◆ **TASK LIST**:
- 1) Translate this sentence from the Lojban discussion below into Spanish: "I don't see any possibilities which would do anything useful and sensible."
- 2) In the Lojban discussion below, why did the writer use "do" instead of "ko" in the suggested sentence? Answer in one to three sentences.
- 3) Continue the Lojban discussion below from its last line.

◆ **TEXT SECTION**:

Right, but that isn't actual ambiguity of the predicate, just laxness in
its truth conditions. If we wanted using {lVi} to give more information,
it would have to be by claiming or denying bevri for some subbunches of
ko'a and/or ko'e. I don't see any possibilities which would do anything
useful and sensible.

> >> She could have said: ".ei no roi ku su'o da poi cinfo zo'u do klama lo
> >> jibni be da".
> >
> > With that being clearer just because it would be perverse to
> > existentially quantify over a singleton set, indicating that the
> > intended domain probably has multiple things which cinfo?
> 
> Right.
> 
> > But they could
> > just as well be multiple kinds of lion rather than individual lions?
> 
> Yes, but that would still be enough to forbid Moople from getting
> close to any kind of lion, even if he accepted the existence of kinds
> for a minute.
> 
> > I think she ought to be able to be even clearer.
> 
> She should say "su'o do" and "su'o jibni" for extra safety.
> 
> >> (I first wrote "ko" instead of "do", but that suggests the scope of
> >> the imperative is within the scope of "no roi", which seems wrong.
> >
> > Hmm... I'd have thought that the imperativeness of {ko}, like the
> > questioniness of {ma} and perhaps the constancy of {lo}, beats ordinary
> > quantifiers. Any reason to have it otherwise?
> 
> It just sounds wrong to me. Fortunately in the case of "ko", I can
> always replace it with ".ei ... do" and place ".ei" at the right
> level.

And {.ei} is affected by scope?

◆ **EXCERPTED DATA**:
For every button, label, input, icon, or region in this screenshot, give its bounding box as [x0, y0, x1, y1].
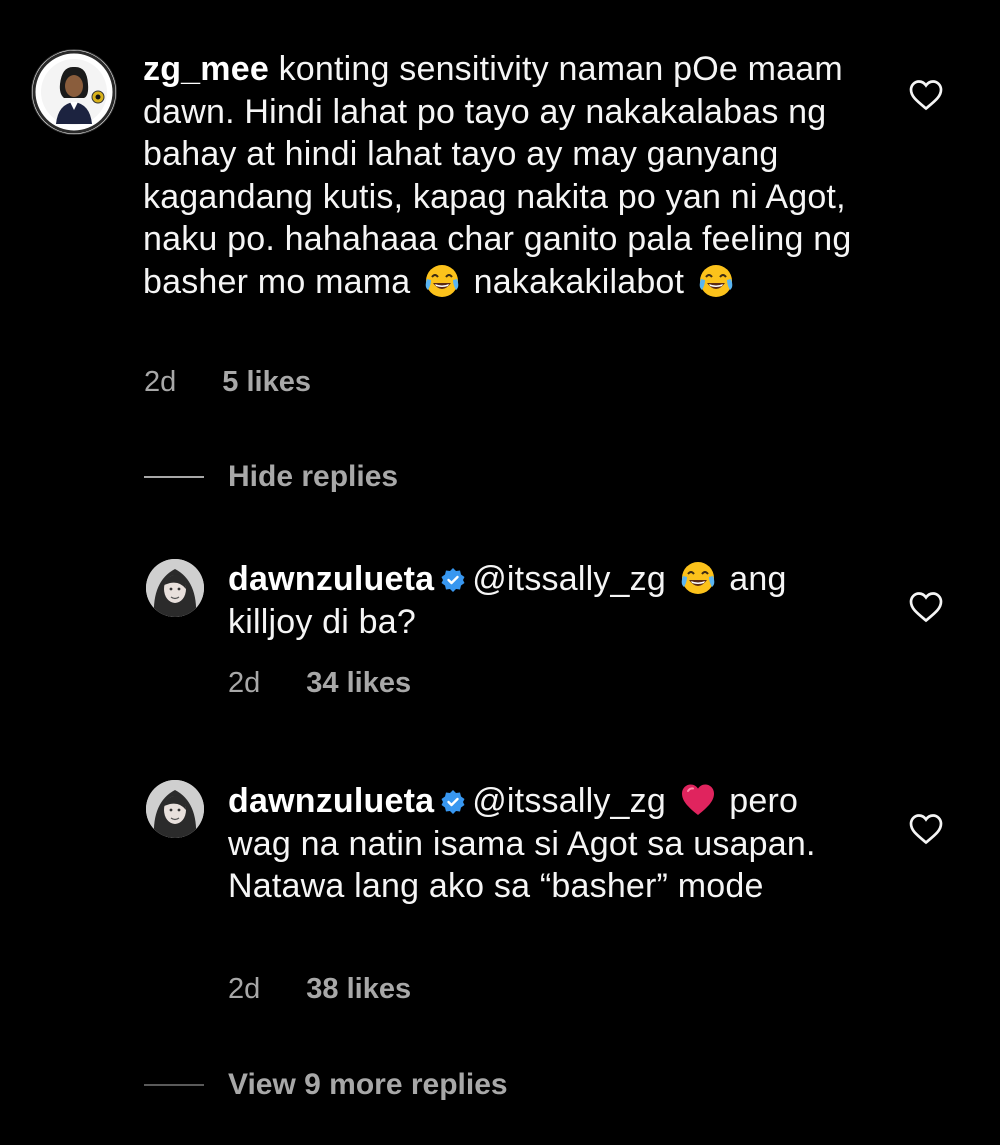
reply-avatar[interactable] [146, 559, 204, 617]
divider-line [144, 476, 204, 478]
divider-line [144, 1084, 204, 1086]
reply-meta: 2d 38 likes [228, 973, 411, 1006]
comment-username[interactable]: zg_mee [143, 50, 269, 88]
like-heart-icon[interactable] [908, 78, 944, 112]
reply-username[interactable]: dawnzulueta [228, 782, 434, 820]
comment-body: zg_mee konting sensitivity naman pOe maa… [143, 48, 863, 303]
reply-body: dawnzulueta @itssally_zg pero wag na nat… [228, 780, 868, 908]
view-more-replies-button[interactable]: View 9 more replies [144, 1068, 508, 1102]
face-with-tears-of-joy-icon [425, 264, 459, 297]
reply-mention[interactable]: @itssally_zg [472, 560, 666, 598]
profile-photo-icon [146, 559, 204, 617]
comment-text-tail: nakakakilabot [464, 262, 685, 301]
verified-badge-icon [441, 790, 465, 814]
verified-badge-icon [441, 568, 465, 592]
reply-body: dawnzulueta @itssally_zg ang killjoy di … [228, 558, 868, 643]
reply-likes[interactable]: 34 likes [306, 667, 411, 700]
profile-photo-icon [32, 50, 116, 134]
reply-username[interactable]: dawnzulueta [228, 560, 434, 598]
red-heart-icon [681, 784, 714, 815]
face-with-tears-of-joy-icon [681, 562, 714, 594]
reply-meta: 2d 34 likes [228, 667, 411, 700]
hide-replies-button[interactable]: Hide replies [144, 460, 398, 494]
reply-time: 2d [228, 973, 261, 1005]
like-heart-icon[interactable] [908, 590, 944, 624]
comment-meta: 2d 5 likes [144, 366, 311, 399]
view-more-replies-label: View 9 more replies [228, 1068, 508, 1101]
commenter-avatar[interactable] [32, 50, 116, 134]
comment-likes[interactable]: 5 likes [222, 366, 311, 399]
comment-time: 2d [144, 366, 177, 398]
like-heart-icon[interactable] [908, 812, 944, 846]
hide-replies-label: Hide replies [228, 460, 399, 493]
profile-photo-icon [146, 780, 204, 838]
face-with-tears-of-joy-icon [699, 264, 733, 297]
reply-time: 2d [228, 667, 261, 699]
reply-mention[interactable]: @itssally_zg [472, 782, 666, 820]
reply-likes[interactable]: 38 likes [306, 973, 411, 1006]
reply-avatar[interactable] [146, 780, 204, 838]
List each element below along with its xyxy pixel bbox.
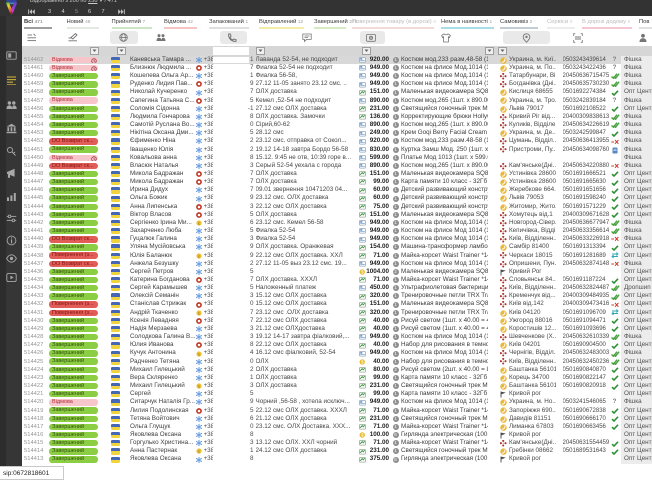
svg-text:c: c [198,221,200,225]
svg-text:c: c [198,385,200,389]
svg-text:c: c [198,311,200,315]
svg-text:c: c [198,254,200,258]
svg-text:c: c [198,450,200,454]
svg-text:c: c [198,352,200,356]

◆ **PER-TASK OUTPUTS**:
- 1) No veo ninguna posibilidad que haga algo útil y sensato.

- 2) The writer first wrote "ko" but switched to "do" because "ko" suggests that the imperative falls within the scope of "no roi," which seemed wrong. Replacing "ko" with ".ei ... do" lets ".ei" be placed at the right level.

- 3)
{.ei mi klama su'o zarci} -> I have to go to a market
{mi klama su'o zarci vau .ei} -> There's a market I have to go to
{su'o zarci mi .ei se klama} -> There's a market I have to go to
?

Sounds good, though I don't see immediately what the scope rules should
be (e.g. would it make a difference in the third sentence had I written
{su'o zarci .ei [...]}? How about {su'o zarci ku .ei [...]}? Or do these
in any case indicate that it's the market which should be coming to
me? And is there a subtle difference between the second and third
sentences?).

> >> In any case the moral of the story was that there are sound
> >> evolutionary reasons for the kind approach, since obviously we are all
> >> descended from Cless and he is the one that got the right meaning. :)
> >
> > Somehow this doesn't seem to be the moral I've taken. Maybe Moople had
> > a cousin with individuating parents?
> 
> But what language do they speak? Not English, because in English we
> can say "lions are dangerous, don't go near them".

Yes, but we mean something about individual lions when we say it
- namely that they tend to be dangerous.